Set exercise:
Pick every line from the data that holds the word "recycled".

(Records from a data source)
☆ ☆ ☆ ☆ ☆

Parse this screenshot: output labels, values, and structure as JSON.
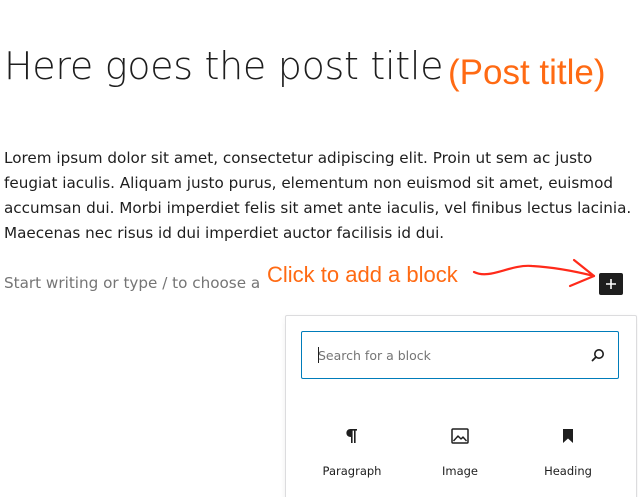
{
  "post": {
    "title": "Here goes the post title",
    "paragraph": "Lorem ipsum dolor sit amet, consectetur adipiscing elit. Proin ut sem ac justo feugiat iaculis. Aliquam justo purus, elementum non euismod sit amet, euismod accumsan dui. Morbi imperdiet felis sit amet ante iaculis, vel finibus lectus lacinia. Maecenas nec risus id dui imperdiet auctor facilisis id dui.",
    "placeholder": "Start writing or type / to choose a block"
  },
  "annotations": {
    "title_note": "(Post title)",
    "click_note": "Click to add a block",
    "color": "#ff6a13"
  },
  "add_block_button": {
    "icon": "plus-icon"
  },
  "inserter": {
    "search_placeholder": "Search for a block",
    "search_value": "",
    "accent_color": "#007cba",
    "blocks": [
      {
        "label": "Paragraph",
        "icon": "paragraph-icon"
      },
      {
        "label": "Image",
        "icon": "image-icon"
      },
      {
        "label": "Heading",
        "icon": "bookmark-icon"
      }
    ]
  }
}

☆ ☆ ☆ ☆ ☆

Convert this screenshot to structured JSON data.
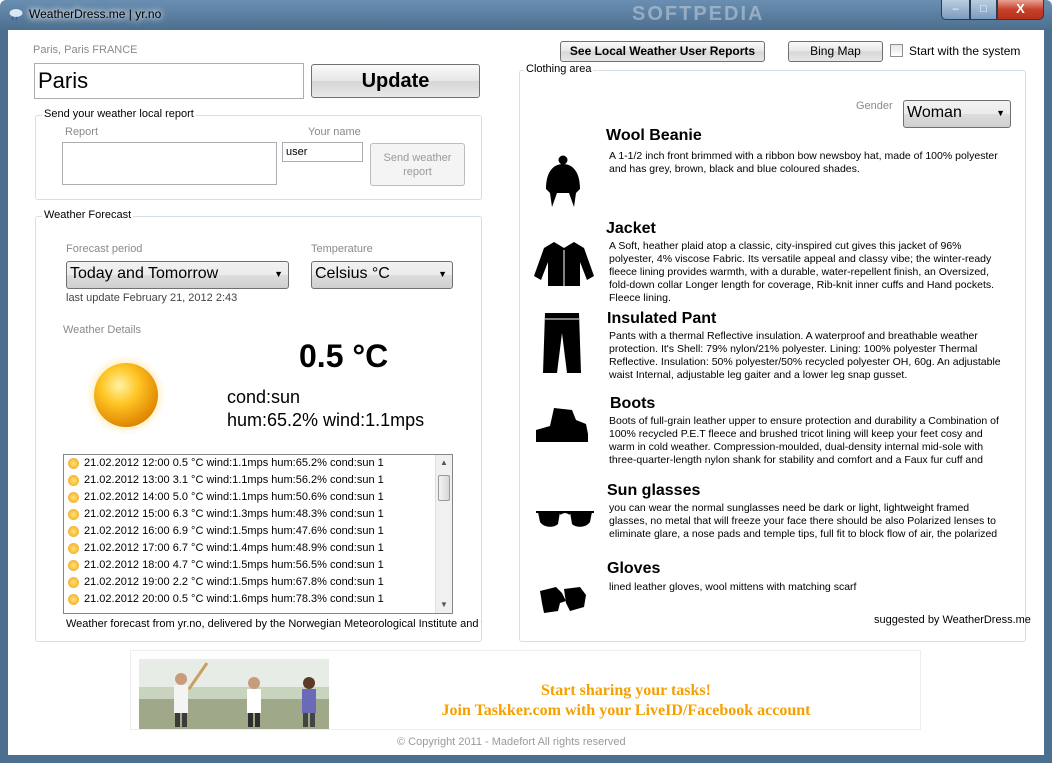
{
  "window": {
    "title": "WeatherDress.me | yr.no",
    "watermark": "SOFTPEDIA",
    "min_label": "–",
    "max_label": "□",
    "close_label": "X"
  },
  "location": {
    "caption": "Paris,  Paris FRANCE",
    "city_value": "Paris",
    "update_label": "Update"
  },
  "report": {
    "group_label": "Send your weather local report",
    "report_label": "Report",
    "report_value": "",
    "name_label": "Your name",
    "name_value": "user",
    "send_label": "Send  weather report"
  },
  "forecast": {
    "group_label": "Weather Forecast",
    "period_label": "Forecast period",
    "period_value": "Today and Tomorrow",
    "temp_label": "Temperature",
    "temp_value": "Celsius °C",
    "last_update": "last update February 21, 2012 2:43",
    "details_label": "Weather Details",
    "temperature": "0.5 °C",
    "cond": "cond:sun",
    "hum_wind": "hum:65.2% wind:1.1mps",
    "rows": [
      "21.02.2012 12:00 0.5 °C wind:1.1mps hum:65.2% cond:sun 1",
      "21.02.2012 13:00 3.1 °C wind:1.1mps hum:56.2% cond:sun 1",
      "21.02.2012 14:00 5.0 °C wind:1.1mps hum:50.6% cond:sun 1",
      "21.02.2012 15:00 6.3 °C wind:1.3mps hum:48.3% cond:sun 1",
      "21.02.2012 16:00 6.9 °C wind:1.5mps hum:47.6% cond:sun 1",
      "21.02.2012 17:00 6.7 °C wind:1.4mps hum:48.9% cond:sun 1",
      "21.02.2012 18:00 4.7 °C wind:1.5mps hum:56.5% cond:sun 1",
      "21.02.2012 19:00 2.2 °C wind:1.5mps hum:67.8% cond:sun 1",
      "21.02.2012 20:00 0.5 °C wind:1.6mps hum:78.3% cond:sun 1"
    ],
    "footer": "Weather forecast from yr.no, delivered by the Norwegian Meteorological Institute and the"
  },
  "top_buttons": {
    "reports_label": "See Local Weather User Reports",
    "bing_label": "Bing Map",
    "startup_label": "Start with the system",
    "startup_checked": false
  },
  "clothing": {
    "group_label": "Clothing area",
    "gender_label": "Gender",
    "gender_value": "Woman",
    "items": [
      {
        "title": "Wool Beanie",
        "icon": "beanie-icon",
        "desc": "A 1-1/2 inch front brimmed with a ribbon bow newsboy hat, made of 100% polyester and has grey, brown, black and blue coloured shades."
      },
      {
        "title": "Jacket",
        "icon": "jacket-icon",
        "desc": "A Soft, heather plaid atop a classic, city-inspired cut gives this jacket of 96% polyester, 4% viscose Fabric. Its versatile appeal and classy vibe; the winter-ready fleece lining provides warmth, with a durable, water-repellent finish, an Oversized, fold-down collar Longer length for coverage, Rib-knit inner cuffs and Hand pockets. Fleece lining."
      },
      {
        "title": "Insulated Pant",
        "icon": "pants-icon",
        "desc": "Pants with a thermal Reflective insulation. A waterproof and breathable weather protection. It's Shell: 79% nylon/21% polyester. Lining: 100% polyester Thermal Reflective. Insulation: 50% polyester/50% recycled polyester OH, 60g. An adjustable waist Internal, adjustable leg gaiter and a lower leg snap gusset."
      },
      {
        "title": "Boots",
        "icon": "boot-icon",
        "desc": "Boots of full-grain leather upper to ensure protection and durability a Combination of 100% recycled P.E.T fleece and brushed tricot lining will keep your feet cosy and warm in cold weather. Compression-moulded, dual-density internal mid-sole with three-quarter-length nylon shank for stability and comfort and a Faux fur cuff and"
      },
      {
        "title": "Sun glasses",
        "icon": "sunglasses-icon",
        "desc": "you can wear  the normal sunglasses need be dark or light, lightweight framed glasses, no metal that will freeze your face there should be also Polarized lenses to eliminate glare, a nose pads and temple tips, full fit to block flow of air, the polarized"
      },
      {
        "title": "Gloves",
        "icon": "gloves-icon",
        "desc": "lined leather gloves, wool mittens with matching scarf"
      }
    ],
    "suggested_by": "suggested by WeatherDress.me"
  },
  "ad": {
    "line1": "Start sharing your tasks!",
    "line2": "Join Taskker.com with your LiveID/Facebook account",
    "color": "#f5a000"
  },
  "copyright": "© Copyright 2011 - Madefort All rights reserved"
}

☆ ☆ ☆ ☆ ☆

Solution for this exercise:
        "desc": "Pants with a thermal Reflective insulation. A waterproof and breathable weather protection. It's Shell: 79% nylon/21% polyester. Lining: 100% polyester Thermal Reflective. Insulation: 50% polyester/50% recycled polyester OH, 60g. An adjustable waist Internal, adjustable leg gaiter and a lower leg snap gusset."
        "desc": "Boots of full-grain leather upper to ensure protection and durability a Combination of 100% recycled P.E.T fleece and brushed tricot lining will keep your feet cosy and warm in cold weather. Compression-moulded, dual-density internal mid-sole with three-quarter-length nylon shank for stability and comfort and a Faux fur cuff and"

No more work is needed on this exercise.